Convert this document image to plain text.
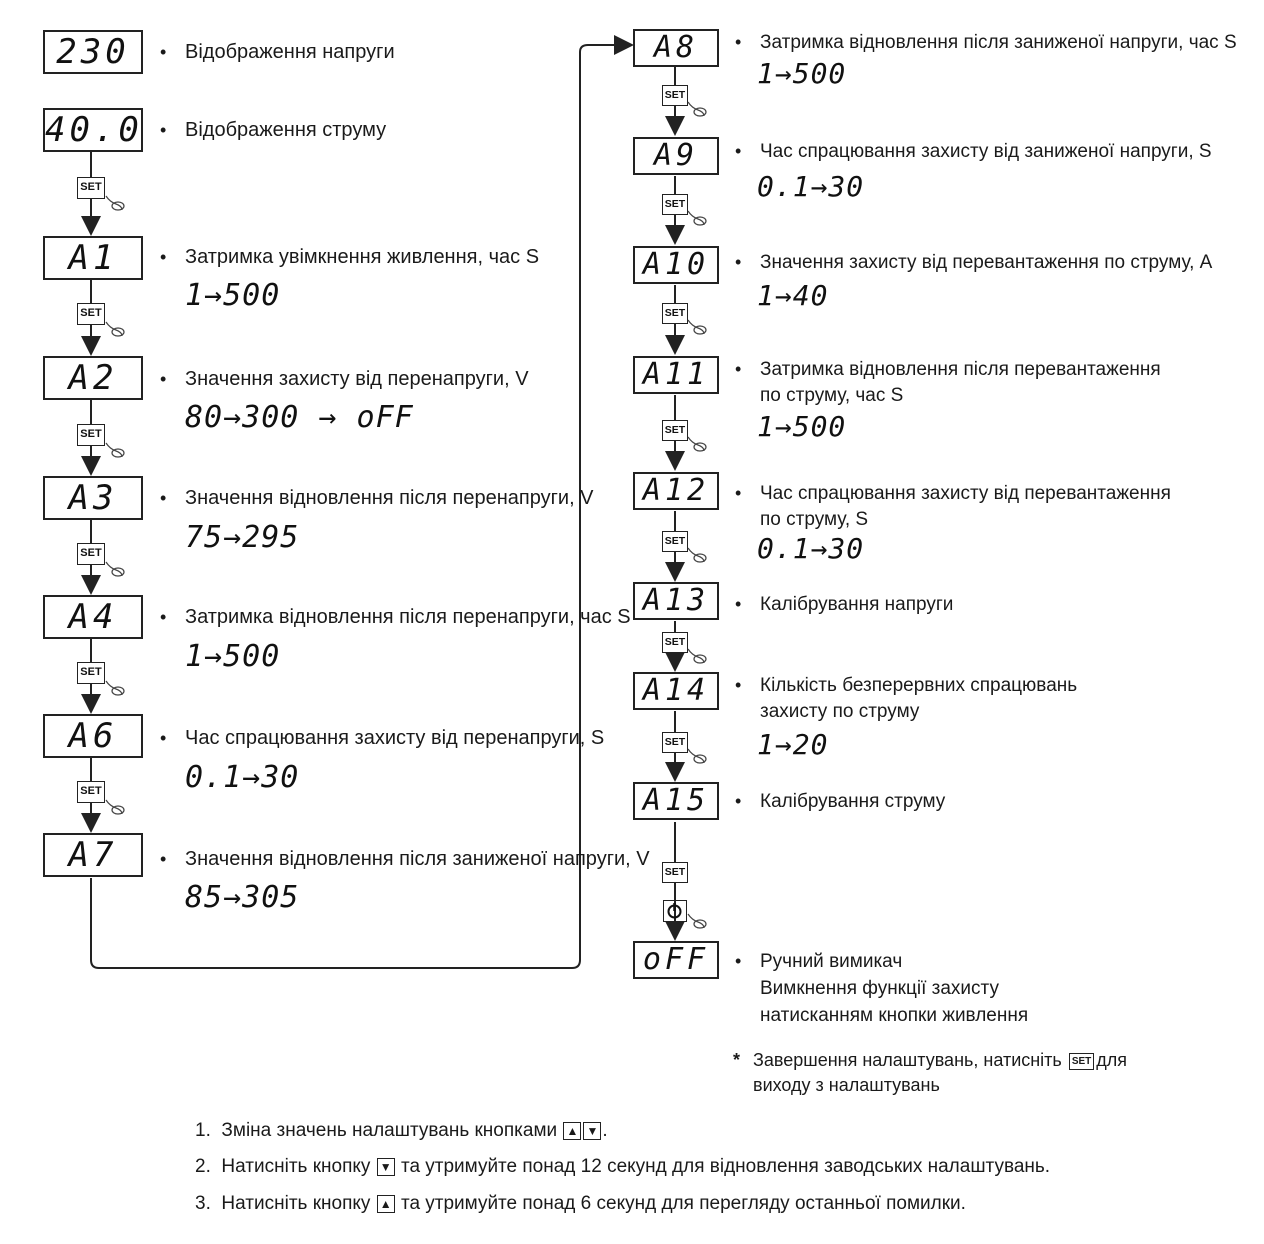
230	• Відображення напруги
40.0 • Відображення струму
SET
A1	• Затримка увімкнення живлення, час S
1→500
SET
A2	• Значення захисту від перенапруги, V
80→300 → oFF
SET
A3	• Значення відновлення після перенапруги, V
75→295
SET
A4	• Затримка відновлення після перенапруги, час S
1→500
SET
A6	• Час спрацювання захисту від перенапруги, S
0.1→30
SET
A7	• Значення відновлення після заниженої напруги, V
85→305
A8	• Затримка відновлення після заниженої напруги, час S
1→500
SET
A9	• Час спрацювання захисту від заниженої напруги, S
0.1→30
SET
A10	• Значення захисту від перевантаження по струму, A
1→40
SET
A11	• Затримка відновлення після перевантаження
по струму, час S
1→500
SET
A12	• Час спрацювання захисту від перевантаження
по струму, S
0.1→30
SET
A13	• Калібрування напруги
SET
A14	• Кількість безперервних спрацювань
захисту по струму
1→20
SET
A15	• Калібрування струму
SET
oFF	• Ручний вимикач
Вимкнення функції захисту
натисканням кнопки живлення
* Завершення налаштувань, натисніть SET для
виходу з налаштувань
1. Зміна значень налаштувань кнопками ▲ ▼ .
2. Натисніть кнопку ▼ та утримуйте понад 12 секунд для відновлення заводських налаштувань.
3. Натисніть кнопку ▲ та утримуйте понад 6 секунд для перегляду останньої помилки.
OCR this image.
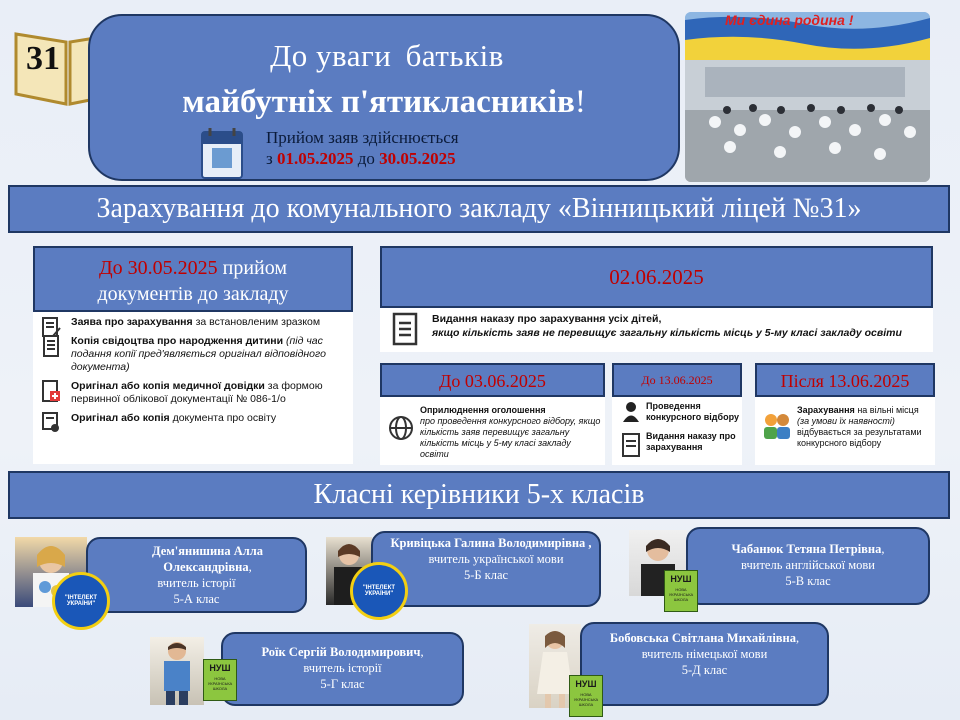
31	До уваги батьків
майбутніх п'ятикласників!
Прийом заяв здійснюється
з 01.05.2025 до 30.05.2025
Ми єдина родина !
Зарахування до комунального закладу «Вінницький ліцей №31»
До 30.05.2025 прийом
документів до закладу
Заява про зарахування за встановленим зразком
Копія свідоцтва про народження дитини (під час подання копії пред'являється оригінал відповідного документа)
Оригінал або копія медичної довідки за формою первинної облікової документації № 086-1/о
Оригінал або копія документа про освіту
02.06.2025
Видання наказу про зарахування усіх дітей,
якщо кількість заяв не перевищує загальну кількість місць у 5-му класі закладу освіти
До 03.06.2025
Оприлюднення оголошення
про проведення конкурсного відбору, якщо кількість заяв перевищує загальну кількість місць у 5-му класі закладу освіти
До 13.06.2025
Проведення конкурсного відбору
Видання наказу про зарахування
Після 13.06.2025
Зарахування на вільні місця (за умови їх наявності) відбувається за результатами конкурсного відбору
Класні керівники 5-х класів
Дем'янишина Алла Олександрівна,
вчитель історії
5-А клас
"ІНТЕЛЕКТ УКРАЇНИ"
Кривіцька Галина Володимирівна ,
вчитель української мови
5-Б клас
"ІНТЕЛЕКТ УКРАЇНИ"
Чабанюк Тетяна Петрівна,
вчитель англійської мови
5-В клас
НУШ
НОВА УКРАЇНСЬКА ШКОЛА
Роїк Сергій Володимирович,
вчитель історії
5-Г клас
НУШ
НОВА УКРАЇНСЬКА ШКОЛА
Бобовська Світлана Михайлівна,
вчитель німецької мови
5-Д клас
НУШ
НОВА УКРАЇНСЬКА ШКОЛА
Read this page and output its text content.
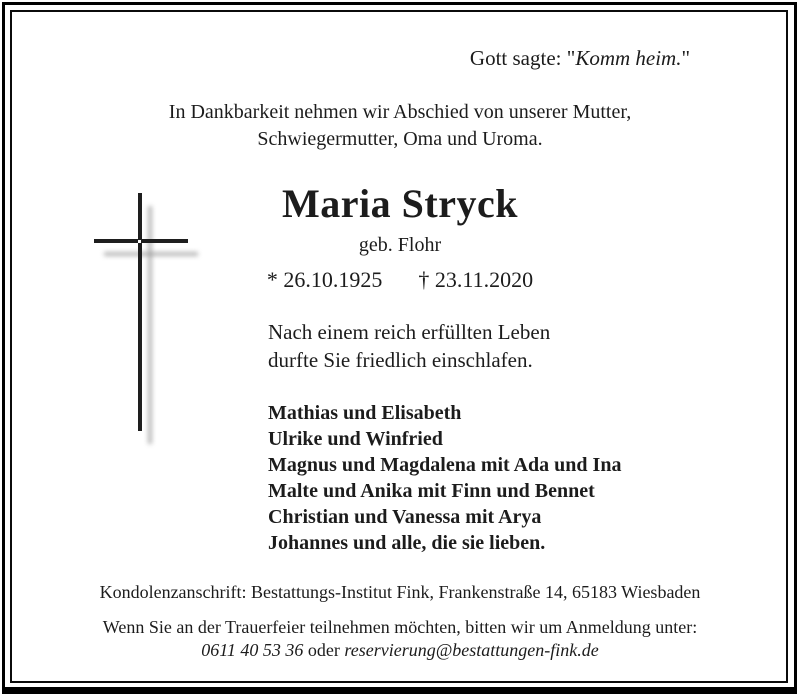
Gott sagte: "Komm heim."
In Dankbarkeit nehmen wir Abschied von unserer Mutter,
Schwiegermutter, Oma und Uroma.
Maria Stryck
geb. Flohr
* 26.10.1925 † 23.11.2020
Nach einem reich erfüllten Leben
durfte Sie friedlich einschlafen.
Mathias und Elisabeth
Ulrike und Winfried
Magnus und Magdalena mit Ada und Ina
Malte und Anika mit Finn und Bennet
Christian und Vanessa mit Arya
Johannes und alle, die sie lieben.
Kondolenzanschrift: Bestattungs-Institut Fink, Frankenstraße 14, 65183 Wiesbaden
Wenn Sie an der Trauerfeier teilnehmen möchten, bitten wir um Anmeldung unter:
0611 40 53 36 oder reservierung@bestattungen-fink.de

======

The task:
How many lines in the records hold the string "Калібрування"? Reply with the number alone.

Result of the task:
2